▶ **Problem requirements**
Quote every line of the material beneath this one.
** Begin **
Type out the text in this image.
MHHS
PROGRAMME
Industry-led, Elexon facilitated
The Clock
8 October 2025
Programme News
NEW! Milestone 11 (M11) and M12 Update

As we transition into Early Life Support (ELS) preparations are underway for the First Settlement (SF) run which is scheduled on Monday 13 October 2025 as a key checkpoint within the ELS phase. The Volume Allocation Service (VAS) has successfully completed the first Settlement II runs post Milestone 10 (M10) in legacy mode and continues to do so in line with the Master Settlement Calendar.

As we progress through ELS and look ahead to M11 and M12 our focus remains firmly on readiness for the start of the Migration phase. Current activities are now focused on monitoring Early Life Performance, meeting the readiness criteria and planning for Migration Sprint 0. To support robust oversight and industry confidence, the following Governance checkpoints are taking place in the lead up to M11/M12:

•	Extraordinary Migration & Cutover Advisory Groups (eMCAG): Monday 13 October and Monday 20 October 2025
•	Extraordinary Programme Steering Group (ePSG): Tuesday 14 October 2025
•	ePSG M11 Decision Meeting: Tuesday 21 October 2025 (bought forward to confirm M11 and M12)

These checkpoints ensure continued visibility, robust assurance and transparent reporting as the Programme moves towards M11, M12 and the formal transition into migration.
** End **
▶ **Written answer**
Type out the text in this image.
MHHS
PROGRAMME
Industry-led, Elexon facilitated
The Clock
8 October 2025
Programme News
NEW! Milestone 11 (M11) and M12 Update

As we transition into Early Life Support (ELS) preparations are underway for the First Settlement (SF) run which is scheduled on Monday 13 October 2025 as a key checkpoint within the ELS phase. The Volume Allocation Service (VAS) has successfully completed the first Settlement II runs post Milestone 10 (M10) in legacy mode and continues to do so in line with the Master Settlement Calendar.

As we progress through ELS and look ahead to M11 and M12 our focus remains firmly on readiness for the start of the Migration phase. Current activities are now focused on monitoring Early Life Performance, meeting the readiness criteria and planning for Migration Sprint 0. To support robust oversight and industry confidence, the following Governance checkpoints are taking place in the lead up to M11/M12:

•	Extraordinary Migration & Cutover Advisory Groups (eMCAG): Monday 13 October and Monday 20 October 2025
•	Extraordinary Programme Steering Group (ePSG): Tuesday 14 October 2025
•	ePSG M11 Decision Meeting: Tuesday 21 October 2025 (bought forward to confirm M11 and M12)

These checkpoints ensure continued visibility, robust assurance and transparent reporting as the Programme moves towards M11, M12 and the formal transition into migration.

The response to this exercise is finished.